[Dataset entries — start]

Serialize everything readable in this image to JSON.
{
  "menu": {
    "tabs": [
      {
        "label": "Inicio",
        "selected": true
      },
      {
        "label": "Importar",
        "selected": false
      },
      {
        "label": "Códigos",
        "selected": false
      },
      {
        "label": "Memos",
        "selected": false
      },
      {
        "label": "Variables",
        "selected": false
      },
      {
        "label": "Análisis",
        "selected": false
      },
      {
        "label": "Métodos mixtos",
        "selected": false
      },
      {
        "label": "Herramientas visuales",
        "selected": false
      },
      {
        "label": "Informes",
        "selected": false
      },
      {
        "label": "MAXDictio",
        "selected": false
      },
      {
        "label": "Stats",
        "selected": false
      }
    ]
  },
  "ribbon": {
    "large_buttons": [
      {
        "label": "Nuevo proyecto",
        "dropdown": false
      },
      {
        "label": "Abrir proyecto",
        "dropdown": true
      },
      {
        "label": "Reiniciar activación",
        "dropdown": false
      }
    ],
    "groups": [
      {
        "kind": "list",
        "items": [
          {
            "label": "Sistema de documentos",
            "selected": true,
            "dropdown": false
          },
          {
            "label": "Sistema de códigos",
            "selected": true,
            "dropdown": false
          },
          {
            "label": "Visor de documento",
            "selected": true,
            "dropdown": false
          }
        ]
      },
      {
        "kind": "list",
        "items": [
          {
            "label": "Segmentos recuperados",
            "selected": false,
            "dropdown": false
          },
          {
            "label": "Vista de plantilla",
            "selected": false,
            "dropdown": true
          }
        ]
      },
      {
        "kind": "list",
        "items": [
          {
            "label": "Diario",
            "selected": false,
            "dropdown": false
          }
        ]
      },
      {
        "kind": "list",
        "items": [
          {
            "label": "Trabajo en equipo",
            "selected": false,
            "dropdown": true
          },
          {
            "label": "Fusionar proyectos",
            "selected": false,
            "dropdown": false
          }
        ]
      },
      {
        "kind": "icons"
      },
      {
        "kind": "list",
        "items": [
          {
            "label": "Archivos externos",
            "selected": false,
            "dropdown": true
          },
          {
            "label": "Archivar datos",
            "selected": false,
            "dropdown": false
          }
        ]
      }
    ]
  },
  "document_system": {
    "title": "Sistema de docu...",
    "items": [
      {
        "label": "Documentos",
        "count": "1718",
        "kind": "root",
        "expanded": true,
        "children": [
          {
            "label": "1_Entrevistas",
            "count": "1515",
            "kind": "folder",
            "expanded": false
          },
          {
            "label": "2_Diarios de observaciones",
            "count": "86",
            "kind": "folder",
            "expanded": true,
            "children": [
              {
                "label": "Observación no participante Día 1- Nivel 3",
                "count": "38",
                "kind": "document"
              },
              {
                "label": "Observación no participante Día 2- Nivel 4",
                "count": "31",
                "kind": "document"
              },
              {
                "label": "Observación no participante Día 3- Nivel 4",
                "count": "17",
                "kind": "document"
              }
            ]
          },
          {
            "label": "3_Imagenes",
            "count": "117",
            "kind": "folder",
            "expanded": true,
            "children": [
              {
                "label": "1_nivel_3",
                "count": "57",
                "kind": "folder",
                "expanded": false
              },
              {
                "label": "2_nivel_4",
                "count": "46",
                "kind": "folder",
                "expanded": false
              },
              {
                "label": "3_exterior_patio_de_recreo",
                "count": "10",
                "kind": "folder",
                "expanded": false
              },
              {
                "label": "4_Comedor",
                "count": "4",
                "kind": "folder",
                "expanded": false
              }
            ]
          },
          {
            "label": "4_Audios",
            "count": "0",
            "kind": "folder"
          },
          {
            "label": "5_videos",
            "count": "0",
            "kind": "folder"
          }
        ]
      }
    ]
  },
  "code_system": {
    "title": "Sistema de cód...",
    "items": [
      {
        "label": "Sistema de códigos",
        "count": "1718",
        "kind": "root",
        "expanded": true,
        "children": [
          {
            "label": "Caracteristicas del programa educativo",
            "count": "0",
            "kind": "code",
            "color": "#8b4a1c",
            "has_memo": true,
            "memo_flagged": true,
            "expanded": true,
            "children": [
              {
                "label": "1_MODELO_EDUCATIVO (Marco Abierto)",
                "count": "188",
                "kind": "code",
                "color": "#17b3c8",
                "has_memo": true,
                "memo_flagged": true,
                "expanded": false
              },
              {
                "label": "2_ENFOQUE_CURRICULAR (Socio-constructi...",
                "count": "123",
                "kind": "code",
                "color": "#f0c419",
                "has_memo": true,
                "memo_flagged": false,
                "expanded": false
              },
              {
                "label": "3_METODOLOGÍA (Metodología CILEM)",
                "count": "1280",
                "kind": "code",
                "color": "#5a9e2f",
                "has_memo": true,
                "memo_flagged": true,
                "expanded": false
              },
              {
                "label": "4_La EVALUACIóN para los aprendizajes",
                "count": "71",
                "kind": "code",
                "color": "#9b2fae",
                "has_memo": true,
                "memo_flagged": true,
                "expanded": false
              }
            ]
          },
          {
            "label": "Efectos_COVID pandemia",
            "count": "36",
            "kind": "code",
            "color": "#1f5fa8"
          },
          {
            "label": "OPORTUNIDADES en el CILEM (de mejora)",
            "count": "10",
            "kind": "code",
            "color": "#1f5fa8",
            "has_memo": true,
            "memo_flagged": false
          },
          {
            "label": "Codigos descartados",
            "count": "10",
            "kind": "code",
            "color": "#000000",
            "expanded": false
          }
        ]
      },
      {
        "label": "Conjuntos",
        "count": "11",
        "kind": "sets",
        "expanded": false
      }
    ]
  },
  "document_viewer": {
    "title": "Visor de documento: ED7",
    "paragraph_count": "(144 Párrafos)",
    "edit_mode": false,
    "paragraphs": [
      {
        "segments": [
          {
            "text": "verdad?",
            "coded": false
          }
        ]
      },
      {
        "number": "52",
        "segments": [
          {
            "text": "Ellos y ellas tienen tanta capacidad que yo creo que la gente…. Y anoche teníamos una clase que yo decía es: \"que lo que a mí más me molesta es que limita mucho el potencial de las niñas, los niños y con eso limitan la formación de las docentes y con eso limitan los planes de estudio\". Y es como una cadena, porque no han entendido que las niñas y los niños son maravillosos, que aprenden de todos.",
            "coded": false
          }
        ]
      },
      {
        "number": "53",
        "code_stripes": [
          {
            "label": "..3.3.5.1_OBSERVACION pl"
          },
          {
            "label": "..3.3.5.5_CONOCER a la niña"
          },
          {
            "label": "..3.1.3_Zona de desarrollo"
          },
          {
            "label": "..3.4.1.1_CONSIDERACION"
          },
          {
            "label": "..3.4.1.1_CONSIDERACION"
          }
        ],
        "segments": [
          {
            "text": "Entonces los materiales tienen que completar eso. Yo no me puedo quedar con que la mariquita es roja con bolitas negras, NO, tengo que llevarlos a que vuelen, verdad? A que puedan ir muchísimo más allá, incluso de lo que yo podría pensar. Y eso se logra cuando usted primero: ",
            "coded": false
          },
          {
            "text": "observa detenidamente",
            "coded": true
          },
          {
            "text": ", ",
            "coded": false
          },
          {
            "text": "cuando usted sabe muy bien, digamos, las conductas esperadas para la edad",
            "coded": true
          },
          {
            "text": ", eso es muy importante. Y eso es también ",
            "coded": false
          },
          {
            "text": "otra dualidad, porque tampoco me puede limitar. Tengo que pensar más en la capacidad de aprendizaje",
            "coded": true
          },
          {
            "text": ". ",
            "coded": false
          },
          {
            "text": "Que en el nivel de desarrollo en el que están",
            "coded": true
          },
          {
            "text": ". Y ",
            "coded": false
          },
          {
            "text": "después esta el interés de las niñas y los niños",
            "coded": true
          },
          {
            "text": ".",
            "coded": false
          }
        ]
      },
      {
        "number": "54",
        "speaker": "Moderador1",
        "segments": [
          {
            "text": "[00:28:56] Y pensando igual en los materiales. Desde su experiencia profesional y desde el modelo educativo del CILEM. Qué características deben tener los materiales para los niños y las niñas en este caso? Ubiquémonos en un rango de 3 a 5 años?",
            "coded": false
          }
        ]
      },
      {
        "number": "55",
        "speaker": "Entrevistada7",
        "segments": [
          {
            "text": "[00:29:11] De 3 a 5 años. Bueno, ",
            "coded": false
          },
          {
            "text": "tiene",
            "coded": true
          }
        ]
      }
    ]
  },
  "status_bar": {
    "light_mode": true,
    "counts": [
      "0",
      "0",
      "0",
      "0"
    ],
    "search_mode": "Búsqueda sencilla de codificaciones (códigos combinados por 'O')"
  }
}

[Dataset entries — finish]

* **What needs to be done**:
Please find how many lines in the records hold "CILEM", then give that number with nothing else.

* **Task result**:
3